Text block:
----

INVESTMENT IN IMAGE/AWARENESS BUILDING. The last one is the increased spending on image and awareness through advertising, promotions, and marketing communications efforts. That stuff has 2-3 year out kind of paybacks.

WHY DOESN'T SUN ACCELERATE/INCREASE JAVA INVESTMENT? Sun CEO Scott McNealy was asked why Sun wasn't accelerating their investment in Java given the fact that they continue to beat analyst estimates and presumably have the money to do so. McNealy responded by asking "What would've happened to our stock if we had met expectations? That is always the challenge and the issue we have to deal with. A lot of our employees own stock. Stock matters to our employees. Stock price matters to our employees. Everybody wants to hire people from Sun Microsystems and employee morale and employee retention is very stock-price sensitive. It would be wonderful to be a private company and to be able to go run the company at 2% pre-tax margins for a couple of years given the major inflection and opportunity we are facing. But, as a public company we just don't have that opportunity. We still added, just in the Java software development group alone, over 100 people. That doesn't include all of the folks we hired in the field and trained them on Java, all of the training programs that we did and all of the folks in the Java Workshop development environment and all the work we are doing in SunSoft and the Java chips folks and all of that. We really cranked up and are spending a lot more on Java now than we did 90 days ago and significantly more than a year ago."

----

Data to examine:

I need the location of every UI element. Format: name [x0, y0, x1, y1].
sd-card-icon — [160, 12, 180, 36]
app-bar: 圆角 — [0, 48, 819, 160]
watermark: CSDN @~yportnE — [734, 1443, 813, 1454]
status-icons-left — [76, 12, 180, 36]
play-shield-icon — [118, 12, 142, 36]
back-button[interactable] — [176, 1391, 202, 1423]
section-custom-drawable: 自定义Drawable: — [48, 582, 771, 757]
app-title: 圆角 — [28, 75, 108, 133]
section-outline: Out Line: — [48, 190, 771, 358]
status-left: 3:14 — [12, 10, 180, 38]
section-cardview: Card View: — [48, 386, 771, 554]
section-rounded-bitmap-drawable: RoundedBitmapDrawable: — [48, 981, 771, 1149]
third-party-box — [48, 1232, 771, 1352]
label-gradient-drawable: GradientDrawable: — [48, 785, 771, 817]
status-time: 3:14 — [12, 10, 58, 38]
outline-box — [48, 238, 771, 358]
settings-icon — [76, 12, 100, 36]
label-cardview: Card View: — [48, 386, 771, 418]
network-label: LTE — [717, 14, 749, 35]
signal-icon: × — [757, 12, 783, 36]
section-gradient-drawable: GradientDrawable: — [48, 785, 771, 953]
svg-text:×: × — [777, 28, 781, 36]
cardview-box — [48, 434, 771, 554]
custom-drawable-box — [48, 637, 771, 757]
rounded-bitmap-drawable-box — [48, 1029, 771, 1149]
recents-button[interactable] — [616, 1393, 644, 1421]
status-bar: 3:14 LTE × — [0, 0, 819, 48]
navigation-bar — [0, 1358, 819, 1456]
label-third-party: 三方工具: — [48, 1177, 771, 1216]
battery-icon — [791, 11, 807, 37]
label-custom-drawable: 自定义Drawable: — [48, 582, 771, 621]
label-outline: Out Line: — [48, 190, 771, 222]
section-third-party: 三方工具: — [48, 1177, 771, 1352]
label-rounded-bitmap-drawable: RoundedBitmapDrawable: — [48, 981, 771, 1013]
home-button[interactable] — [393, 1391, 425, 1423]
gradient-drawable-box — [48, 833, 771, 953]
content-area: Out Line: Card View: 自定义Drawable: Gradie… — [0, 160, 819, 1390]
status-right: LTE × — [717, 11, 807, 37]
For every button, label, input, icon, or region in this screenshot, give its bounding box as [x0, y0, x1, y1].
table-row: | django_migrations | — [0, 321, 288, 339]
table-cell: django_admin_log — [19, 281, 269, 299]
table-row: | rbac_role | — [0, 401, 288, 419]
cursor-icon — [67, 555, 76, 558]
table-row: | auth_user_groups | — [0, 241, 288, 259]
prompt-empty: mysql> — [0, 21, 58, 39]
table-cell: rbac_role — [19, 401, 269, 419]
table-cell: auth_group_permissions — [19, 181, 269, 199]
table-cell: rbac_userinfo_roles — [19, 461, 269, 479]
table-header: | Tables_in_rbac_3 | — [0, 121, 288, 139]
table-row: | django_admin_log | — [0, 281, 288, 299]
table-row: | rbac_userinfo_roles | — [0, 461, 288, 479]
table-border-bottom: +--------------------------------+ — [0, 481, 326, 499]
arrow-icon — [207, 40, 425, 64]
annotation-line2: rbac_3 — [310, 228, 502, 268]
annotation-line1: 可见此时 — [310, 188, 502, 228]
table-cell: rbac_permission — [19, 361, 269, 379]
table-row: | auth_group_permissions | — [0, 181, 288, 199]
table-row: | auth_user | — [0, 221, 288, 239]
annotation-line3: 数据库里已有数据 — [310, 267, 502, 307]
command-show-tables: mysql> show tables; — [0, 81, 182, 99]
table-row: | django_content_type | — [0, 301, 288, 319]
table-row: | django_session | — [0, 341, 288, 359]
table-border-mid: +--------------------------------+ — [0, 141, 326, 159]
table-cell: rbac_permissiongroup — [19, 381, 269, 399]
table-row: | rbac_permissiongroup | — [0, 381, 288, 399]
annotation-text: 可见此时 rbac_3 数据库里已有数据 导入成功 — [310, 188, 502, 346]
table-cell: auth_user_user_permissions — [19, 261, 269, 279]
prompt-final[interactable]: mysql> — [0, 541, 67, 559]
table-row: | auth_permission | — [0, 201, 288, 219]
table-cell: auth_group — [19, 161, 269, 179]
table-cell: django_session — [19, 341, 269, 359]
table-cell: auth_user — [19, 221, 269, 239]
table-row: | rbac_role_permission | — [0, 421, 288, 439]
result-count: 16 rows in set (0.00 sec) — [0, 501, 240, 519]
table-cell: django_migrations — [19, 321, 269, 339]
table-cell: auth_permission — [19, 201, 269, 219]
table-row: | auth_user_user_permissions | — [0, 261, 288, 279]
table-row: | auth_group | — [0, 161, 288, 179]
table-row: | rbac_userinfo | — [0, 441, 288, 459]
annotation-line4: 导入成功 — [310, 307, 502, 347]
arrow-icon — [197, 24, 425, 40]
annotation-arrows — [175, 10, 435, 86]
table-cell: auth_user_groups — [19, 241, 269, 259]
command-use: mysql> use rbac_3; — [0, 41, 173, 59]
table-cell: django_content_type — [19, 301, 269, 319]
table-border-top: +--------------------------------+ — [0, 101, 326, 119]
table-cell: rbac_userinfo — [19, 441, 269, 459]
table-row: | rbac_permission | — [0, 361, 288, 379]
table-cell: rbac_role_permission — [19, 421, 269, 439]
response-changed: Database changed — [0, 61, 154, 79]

----

What to do:
Return the full text on Sun's Java investment word for word, with nothing added or left out.

Expected output:
INVESTMENT IN IMAGE/AWARENESS BUILDING. The last one is the increased spending on image and awareness through advertising, promotions, and marketing communications efforts. That stuff has 2-3 year out kind of paybacks.

WHY DOESN'T SUN ACCELERATE/INCREASE JAVA INVESTMENT? Sun CEO Scott McNealy was asked why Sun wasn't accelerating their investment in Java given the fact that they continue to beat analyst estimates and presumably have the money to do so. McNealy responded by asking "What would've happened to our stock if we had met expectations? That is always the challenge and the issue we have to deal with. A lot of our employees own stock. Stock matters to our employees. Stock price matters to our employees. Everybody wants to hire people from Sun Microsystems and employee morale and employee retention is very stock-price sensitive. It would be wonderful to be a private company and to be able to go run the company at 2% pre-tax margins for a couple of years given the major inflection and opportunity we are facing. But, as a public company we just don't have that opportunity. We still added, just in the Java software development group alone, over 100 people. That doesn't include all of the folks we hired in the field and trained them on Java, all of the training programs that we did and all of the folks in the Java Workshop development environment and all the work we are doing in SunSoft and the Java chips folks and all of that. We really cranked up and are spending a lot more on Java now than we did 90 days ago and significantly more than a year ago."